* **Direction**: Write out all of the data exactly as it appears.

* **Supplied records**:

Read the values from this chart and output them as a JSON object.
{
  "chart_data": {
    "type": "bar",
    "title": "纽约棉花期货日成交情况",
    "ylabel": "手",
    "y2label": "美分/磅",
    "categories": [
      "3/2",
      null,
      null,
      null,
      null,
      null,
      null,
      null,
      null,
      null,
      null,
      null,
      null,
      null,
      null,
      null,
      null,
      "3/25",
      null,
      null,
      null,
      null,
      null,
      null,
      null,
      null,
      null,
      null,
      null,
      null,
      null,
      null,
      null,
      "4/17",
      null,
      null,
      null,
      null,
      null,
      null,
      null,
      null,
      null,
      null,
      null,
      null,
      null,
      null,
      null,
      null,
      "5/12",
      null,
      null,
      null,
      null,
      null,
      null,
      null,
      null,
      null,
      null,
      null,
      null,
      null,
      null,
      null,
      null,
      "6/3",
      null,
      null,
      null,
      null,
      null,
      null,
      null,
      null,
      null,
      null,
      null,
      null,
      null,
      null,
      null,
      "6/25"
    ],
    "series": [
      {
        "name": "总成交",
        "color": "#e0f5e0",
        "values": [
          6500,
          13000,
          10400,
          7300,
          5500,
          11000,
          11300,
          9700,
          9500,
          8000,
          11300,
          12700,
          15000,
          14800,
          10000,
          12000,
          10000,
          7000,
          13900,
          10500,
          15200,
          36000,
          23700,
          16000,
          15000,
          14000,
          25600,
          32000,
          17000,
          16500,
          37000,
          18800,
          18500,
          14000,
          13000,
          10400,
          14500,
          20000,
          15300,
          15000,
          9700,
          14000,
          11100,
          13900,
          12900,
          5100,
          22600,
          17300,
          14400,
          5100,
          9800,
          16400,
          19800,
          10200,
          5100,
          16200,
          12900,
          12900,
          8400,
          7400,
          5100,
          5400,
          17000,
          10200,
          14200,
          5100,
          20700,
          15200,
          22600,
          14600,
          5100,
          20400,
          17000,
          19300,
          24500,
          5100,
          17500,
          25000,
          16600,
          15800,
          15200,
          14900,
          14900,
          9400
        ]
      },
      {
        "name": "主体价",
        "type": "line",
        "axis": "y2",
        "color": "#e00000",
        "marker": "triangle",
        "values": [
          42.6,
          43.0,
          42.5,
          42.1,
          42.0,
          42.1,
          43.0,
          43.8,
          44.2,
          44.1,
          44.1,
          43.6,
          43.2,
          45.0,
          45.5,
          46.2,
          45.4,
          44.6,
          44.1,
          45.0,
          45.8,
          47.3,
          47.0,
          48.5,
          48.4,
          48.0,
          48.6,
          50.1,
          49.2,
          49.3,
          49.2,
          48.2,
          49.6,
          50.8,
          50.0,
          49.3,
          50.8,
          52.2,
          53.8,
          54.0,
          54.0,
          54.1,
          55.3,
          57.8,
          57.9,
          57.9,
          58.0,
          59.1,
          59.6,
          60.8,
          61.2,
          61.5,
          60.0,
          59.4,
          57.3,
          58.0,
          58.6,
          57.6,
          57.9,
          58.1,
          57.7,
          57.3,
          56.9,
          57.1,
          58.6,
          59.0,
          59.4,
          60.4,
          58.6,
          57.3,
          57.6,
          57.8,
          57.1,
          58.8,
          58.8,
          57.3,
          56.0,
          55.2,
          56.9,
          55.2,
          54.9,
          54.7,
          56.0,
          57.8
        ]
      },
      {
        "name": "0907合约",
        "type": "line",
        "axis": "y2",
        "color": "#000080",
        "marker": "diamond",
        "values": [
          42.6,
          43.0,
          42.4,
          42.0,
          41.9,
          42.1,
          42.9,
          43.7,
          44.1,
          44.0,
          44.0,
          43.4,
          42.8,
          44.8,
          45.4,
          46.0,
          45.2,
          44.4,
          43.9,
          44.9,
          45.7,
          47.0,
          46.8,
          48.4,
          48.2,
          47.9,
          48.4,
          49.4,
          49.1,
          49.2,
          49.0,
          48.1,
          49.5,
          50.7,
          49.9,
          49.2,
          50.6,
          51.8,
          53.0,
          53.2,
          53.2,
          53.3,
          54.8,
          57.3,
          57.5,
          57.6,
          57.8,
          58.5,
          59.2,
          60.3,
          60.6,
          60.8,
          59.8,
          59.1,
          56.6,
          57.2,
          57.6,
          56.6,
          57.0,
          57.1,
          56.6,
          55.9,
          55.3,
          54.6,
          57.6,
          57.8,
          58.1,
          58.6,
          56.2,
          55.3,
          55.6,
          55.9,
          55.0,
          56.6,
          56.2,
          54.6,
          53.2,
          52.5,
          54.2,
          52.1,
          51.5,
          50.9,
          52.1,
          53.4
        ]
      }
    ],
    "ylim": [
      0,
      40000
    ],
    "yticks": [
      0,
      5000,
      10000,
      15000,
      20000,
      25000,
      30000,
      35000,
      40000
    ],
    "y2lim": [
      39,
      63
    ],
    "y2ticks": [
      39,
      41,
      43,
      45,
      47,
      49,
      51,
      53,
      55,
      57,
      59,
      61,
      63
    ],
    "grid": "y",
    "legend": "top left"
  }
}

* **The completed task**:
Read the values from this chart and output them as a JSON object.
{
  "chart_data": {
    "type": "bar",
    "title": "纽约棉花期货日成交情况",
    "ylabel": "手",
    "y2label": "美分/磅",
    "categories": [
      "3/2",
      null,
      null,
      null,
      null,
      null,
      null,
      null,
      null,
      null,
      null,
      null,
      null,
      null,
      null,
      null,
      null,
      "3/25",
      null,
      null,
      null,
      null,
      null,
      null,
      null,
      null,
      null,
      null,
      null,
      null,
      null,
      null,
      null,
      "4/17",
      null,
      null,
      null,
      null,
      null,
      null,
      null,
      null,
      null,
      null,
      null,
      null,
      null,
      null,
      null,
      null,
      "5/12",
      null,
      null,
      null,
      null,
      null,
      null,
      null,
      null,
      null,
      null,
      null,
      null,
      null,
      null,
      null,
      null,
      "6/3",
      null,
      null,
      null,
      null,
      null,
      null,
      null,
      null,
      null,
      null,
      null,
      null,
      null,
      null,
      null,
      "6/25"
    ],
    "series": [
      {
        "name": "总成交",
        "color": "#e0f5e0",
        "values": [
          6500,
          13000,
          10400,
          7300,
          5500,
          11000,
          11300,
          9700,
          9500,
          8000,
          11300,
          12700,
          15000,
          14800,
          10000,
          12000,
          10000,
          7000,
          13900,
          10500,
          15200,
          36000,
          23700,
          16000,
          15000,
          14000,
          25600,
          32000,
          17000,
          16500,
          37000,
          18800,
          18500,
          14000,
          13000,
          10400,
          14500,
          20000,
          15300,
          15000,
          9700,
          14000,
          11100,
          13900,
          12900,
          5100,
          22600,
          17300,
          14400,
          5100,
          9800,
          16400,
          19800,
          10200,
          5100,
          16200,
          12900,
          12900,
          8400,
          7400,
          5100,
          5400,
          17000,
          10200,
          14200,
          5100,
          20700,
          15200,
          22600,
          14600,
          5100,
          20400,
          17000,
          19300,
          24500,
          5100,
          17500,
          25000,
          16600,
          15800,
          15200,
          14900,
          14900,
          9400
        ]
      },
      {
        "name": "主体价",
        "type": "line",
        "axis": "y2",
        "color": "#e00000",
        "marker": "triangle",
        "values": [
          42.6,
          43.0,
          42.5,
          42.1,
          42.0,
          42.1,
          43.0,
          43.8,
          44.2,
          44.1,
          44.1,
          43.6,
          43.2,
          45.0,
          45.5,
          46.2,
          45.4,
          44.6,
          44.1,
          45.0,
          45.8,
          47.3,
          47.0,
          48.5,
          48.4,
          48.0,
          48.6,
          50.1,
          49.2,
          49.3,
          49.2,
          48.2,
          49.6,
          50.8,
          50.0,
          49.3,
          50.8,
          52.2,
          53.8,
          54.0,
          54.0,
          54.1,
          55.3,
          57.8,
          57.9,
          57.9,
          58.0,
          59.1,
          59.6,
          60.8,
          61.2,
          61.5,
          60.0,
          59.4,
          57.3,
          58.0,
          58.6,
          57.6,
          57.9,
          58.1,
          57.7,
          57.3,
          56.9,
          57.1,
          58.6,
          59.0,
          59.4,
          60.4,
          58.6,
          57.3,
          57.6,
          57.8,
          57.1,
          58.8,
          58.8,
          57.3,
          56.0,
          55.2,
          56.9,
          55.2,
          54.9,
          54.7,
          56.0,
          57.8
        ]
      },
      {
        "name": "0907合约",
        "type": "line",
        "axis": "y2",
        "color": "#000080",
        "marker": "diamond",
        "values": [
          42.6,
          43.0,
          42.4,
          42.0,
          41.9,
          42.1,
          42.9,
          43.7,
          44.1,
          44.0,
          44.0,
          43.4,
          42.8,
          44.8,
          45.4,
          46.0,
          45.2,
          44.4,
          43.9,
          44.9,
          45.7,
          47.0,
          46.8,
          48.4,
          48.2,
          47.9,
          48.4,
          49.4,
          49.1,
          49.2,
          49.0,
          48.1,
          49.5,
          50.7,
          49.9,
          49.2,
          50.6,
          51.8,
          53.0,
          53.2,
          53.2,
          53.3,
          54.8,
          57.3,
          57.5,
          57.6,
          57.8,
          58.5,
          59.2,
          60.3,
          60.6,
          60.8,
          59.8,
          59.1,
          56.6,
          57.2,
          57.6,
          56.6,
          57.0,
          57.1,
          56.6,
          55.9,
          55.3,
          54.6,
          57.6,
          57.8,
          58.1,
          58.6,
          56.2,
          55.3,
          55.6,
          55.9,
          55.0,
          56.6,
          56.2,
          54.6,
          53.2,
          52.5,
          54.2,
          52.1,
          51.5,
          50.9,
          52.1,
          53.4
        ]
      }
    ],
    "ylim": [
      0,
      40000
    ],
    "yticks": [
      0,
      5000,
      10000,
      15000,
      20000,
      25000,
      30000,
      35000,
      40000
    ],
    "y2lim": [
      39,
      63
    ],
    "y2ticks": [
      39,
      41,
      43,
      45,
      47,
      49,
      51,
      53,
      55,
      57,
      59,
      61,
      63
    ],
    "grid": "y",
    "legend": "top left"
  }
}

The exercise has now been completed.